What is needed
Return every entry exactly.
[Start of Data for processing]
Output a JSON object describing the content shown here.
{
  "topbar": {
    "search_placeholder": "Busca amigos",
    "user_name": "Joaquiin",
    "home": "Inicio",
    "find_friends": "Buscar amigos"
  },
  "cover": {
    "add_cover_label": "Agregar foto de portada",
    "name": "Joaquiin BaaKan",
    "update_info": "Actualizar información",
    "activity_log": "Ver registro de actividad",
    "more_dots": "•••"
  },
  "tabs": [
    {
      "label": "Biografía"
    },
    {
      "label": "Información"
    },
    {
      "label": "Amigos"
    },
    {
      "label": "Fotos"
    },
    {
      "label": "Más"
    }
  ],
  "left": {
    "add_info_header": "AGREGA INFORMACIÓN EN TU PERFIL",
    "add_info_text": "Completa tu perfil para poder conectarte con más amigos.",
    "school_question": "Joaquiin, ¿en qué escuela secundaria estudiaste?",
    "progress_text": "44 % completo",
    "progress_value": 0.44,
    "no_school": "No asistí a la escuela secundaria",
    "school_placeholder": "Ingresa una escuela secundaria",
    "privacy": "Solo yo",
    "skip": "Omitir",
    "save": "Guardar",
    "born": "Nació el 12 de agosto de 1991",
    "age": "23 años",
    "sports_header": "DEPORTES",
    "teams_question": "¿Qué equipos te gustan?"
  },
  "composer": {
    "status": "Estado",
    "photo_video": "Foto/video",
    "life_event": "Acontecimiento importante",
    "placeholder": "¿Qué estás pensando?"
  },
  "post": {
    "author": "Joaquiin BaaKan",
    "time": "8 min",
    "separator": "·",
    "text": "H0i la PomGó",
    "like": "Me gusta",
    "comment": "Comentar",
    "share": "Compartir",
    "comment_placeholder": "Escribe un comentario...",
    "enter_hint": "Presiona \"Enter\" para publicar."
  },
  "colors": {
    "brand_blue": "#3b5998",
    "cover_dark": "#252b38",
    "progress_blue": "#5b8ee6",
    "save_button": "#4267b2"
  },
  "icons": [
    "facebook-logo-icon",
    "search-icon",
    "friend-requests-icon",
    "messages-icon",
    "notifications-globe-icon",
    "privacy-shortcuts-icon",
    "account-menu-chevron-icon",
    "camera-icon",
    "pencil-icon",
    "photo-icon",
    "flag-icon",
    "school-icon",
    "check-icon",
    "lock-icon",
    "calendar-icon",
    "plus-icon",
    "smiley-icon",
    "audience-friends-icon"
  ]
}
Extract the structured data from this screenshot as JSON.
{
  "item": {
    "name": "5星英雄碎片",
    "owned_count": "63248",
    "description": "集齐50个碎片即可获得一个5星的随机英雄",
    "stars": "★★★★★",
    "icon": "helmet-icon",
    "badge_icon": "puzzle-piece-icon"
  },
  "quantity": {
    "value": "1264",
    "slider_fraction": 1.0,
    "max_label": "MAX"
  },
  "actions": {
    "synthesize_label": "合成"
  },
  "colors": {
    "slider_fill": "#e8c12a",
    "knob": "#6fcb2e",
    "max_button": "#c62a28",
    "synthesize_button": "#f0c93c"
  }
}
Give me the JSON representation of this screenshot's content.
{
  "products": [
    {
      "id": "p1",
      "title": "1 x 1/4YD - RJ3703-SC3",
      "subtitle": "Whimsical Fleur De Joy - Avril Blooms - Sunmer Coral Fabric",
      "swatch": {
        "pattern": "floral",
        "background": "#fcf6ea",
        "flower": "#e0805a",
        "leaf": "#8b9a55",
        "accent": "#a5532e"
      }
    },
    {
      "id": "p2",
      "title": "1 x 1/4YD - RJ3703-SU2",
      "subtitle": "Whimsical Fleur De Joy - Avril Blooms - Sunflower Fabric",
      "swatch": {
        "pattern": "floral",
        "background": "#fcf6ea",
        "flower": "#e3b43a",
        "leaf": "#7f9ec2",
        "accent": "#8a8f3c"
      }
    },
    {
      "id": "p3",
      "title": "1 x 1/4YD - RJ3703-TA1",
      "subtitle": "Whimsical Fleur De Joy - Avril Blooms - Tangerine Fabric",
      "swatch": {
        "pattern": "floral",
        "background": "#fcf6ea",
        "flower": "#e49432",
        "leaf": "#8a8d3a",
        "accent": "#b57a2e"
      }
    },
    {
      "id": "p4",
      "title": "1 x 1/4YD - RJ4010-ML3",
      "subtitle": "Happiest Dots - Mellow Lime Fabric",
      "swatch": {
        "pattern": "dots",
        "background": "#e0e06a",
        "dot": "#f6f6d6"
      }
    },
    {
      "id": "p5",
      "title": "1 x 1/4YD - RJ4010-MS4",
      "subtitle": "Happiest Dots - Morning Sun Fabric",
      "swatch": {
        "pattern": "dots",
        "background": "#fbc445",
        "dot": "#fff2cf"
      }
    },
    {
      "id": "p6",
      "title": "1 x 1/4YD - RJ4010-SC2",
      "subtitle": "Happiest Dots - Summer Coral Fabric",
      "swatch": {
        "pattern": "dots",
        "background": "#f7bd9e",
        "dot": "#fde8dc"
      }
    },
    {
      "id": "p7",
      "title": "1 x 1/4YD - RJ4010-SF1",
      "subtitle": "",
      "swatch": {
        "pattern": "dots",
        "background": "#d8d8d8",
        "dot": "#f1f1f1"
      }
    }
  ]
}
[End of Data for processing]
Complete response
Output a JSON object describing the content shown here.
{
  "topbar": {
    "search_placeholder": "Busca amigos",
    "user_name": "Joaquiin",
    "home": "Inicio",
    "find_friends": "Buscar amigos"
  },
  "cover": {
    "add_cover_label": "Agregar foto de portada",
    "name": "Joaquiin BaaKan",
    "update_info": "Actualizar información",
    "activity_log": "Ver registro de actividad",
    "more_dots": "•••"
  },
  "tabs": [
    {
      "label": "Biografía"
    },
    {
      "label": "Información"
    },
    {
      "label": "Amigos"
    },
    {
      "label": "Fotos"
    },
    {
      "label": "Más"
    }
  ],
  "left": {
    "add_info_header": "AGREGA INFORMACIÓN EN TU PERFIL",
    "add_info_text": "Completa tu perfil para poder conectarte con más amigos.",
    "school_question": "Joaquiin, ¿en qué escuela secundaria estudiaste?",
    "progress_text": "44 % completo",
    "progress_value": 0.44,
    "no_school": "No asistí a la escuela secundaria",
    "school_placeholder": "Ingresa una escuela secundaria",
    "privacy": "Solo yo",
    "skip": "Omitir",
    "save": "Guardar",
    "born": "Nació el 12 de agosto de 1991",
    "age": "23 años",
    "sports_header": "DEPORTES",
    "teams_question": "¿Qué equipos te gustan?"
  },
  "composer": {
    "status": "Estado",
    "photo_video": "Foto/video",
    "life_event": "Acontecimiento importante",
    "placeholder": "¿Qué estás pensando?"
  },
  "post": {
    "author": "Joaquiin BaaKan",
    "time": "8 min",
    "separator": "·",
    "text": "H0i la PomGó",
    "like": "Me gusta",
    "comment": "Comentar",
    "share": "Compartir",
    "comment_placeholder": "Escribe un comentario...",
    "enter_hint": "Presiona \"Enter\" para publicar."
  },
  "colors": {
    "brand_blue": "#3b5998",
    "cover_dark": "#252b38",
    "progress_blue": "#5b8ee6",
    "save_button": "#4267b2"
  },
  "icons": [
    "facebook-logo-icon",
    "search-icon",
    "friend-requests-icon",
    "messages-icon",
    "notifications-globe-icon",
    "privacy-shortcuts-icon",
    "account-menu-chevron-icon",
    "camera-icon",
    "pencil-icon",
    "photo-icon",
    "flag-icon",
    "school-icon",
    "check-icon",
    "lock-icon",
    "calendar-icon",
    "plus-icon",
    "smiley-icon",
    "audience-friends-icon"
  ]
}
Extract the structured data from this screenshot as JSON.
{
  "item": {
    "name": "5星英雄碎片",
    "owned_count": "63248",
    "description": "集齐50个碎片即可获得一个5星的随机英雄",
    "stars": "★★★★★",
    "icon": "helmet-icon",
    "badge_icon": "puzzle-piece-icon"
  },
  "quantity": {
    "value": "1264",
    "slider_fraction": 1.0,
    "max_label": "MAX"
  },
  "actions": {
    "synthesize_label": "合成"
  },
  "colors": {
    "slider_fill": "#e8c12a",
    "knob": "#6fcb2e",
    "max_button": "#c62a28",
    "synthesize_button": "#f0c93c"
  }
}
Give me the JSON representation of this screenshot's content.
{
  "products": [
    {
      "id": "p1",
      "title": "1 x 1/4YD - RJ3703-SC3",
      "subtitle": "Whimsical Fleur De Joy - Avril Blooms - Sunmer Coral Fabric",
      "swatch": {
        "pattern": "floral",
        "background": "#fcf6ea",
        "flower": "#e0805a",
        "leaf": "#8b9a55",
        "accent": "#a5532e"
      }
    },
    {
      "id": "p2",
      "title": "1 x 1/4YD - RJ3703-SU2",
      "subtitle": "Whimsical Fleur De Joy - Avril Blooms - Sunflower Fabric",
      "swatch": {
        "pattern": "floral",
        "background": "#fcf6ea",
        "flower": "#e3b43a",
        "leaf": "#7f9ec2",
        "accent": "#8a8f3c"
      }
    },
    {
      "id": "p3",
      "title": "1 x 1/4YD - RJ3703-TA1",
      "subtitle": "Whimsical Fleur De Joy - Avril Blooms - Tangerine Fabric",
      "swatch": {
        "pattern": "floral",
        "background": "#fcf6ea",
        "flower": "#e49432",
        "leaf": "#8a8d3a",
        "accent": "#b57a2e"
      }
    },
    {
      "id": "p4",
      "title": "1 x 1/4YD - RJ4010-ML3",
      "subtitle": "Happiest Dots - Mellow Lime Fabric",
      "swatch": {
        "pattern": "dots",
        "background": "#e0e06a",
        "dot": "#f6f6d6"
      }
    },
    {
      "id": "p5",
      "title": "1 x 1/4YD - RJ4010-MS4",
      "subtitle": "Happiest Dots - Morning Sun Fabric",
      "swatch": {
        "pattern": "dots",
        "background": "#fbc445",
        "dot": "#fff2cf"
      }
    },
    {
      "id": "p6",
      "title": "1 x 1/4YD - RJ4010-SC2",
      "subtitle": "Happiest Dots - Summer Coral Fabric",
      "swatch": {
        "pattern": "dots",
        "background": "#f7bd9e",
        "dot": "#fde8dc"
      }
    },
    {
      "id": "p7",
      "title": "1 x 1/4YD - RJ4010-SF1",
      "subtitle": "",
      "swatch": {
        "pattern": "dots",
        "background": "#d8d8d8",
        "dot": "#f1f1f1"
      }
    }
  ]
}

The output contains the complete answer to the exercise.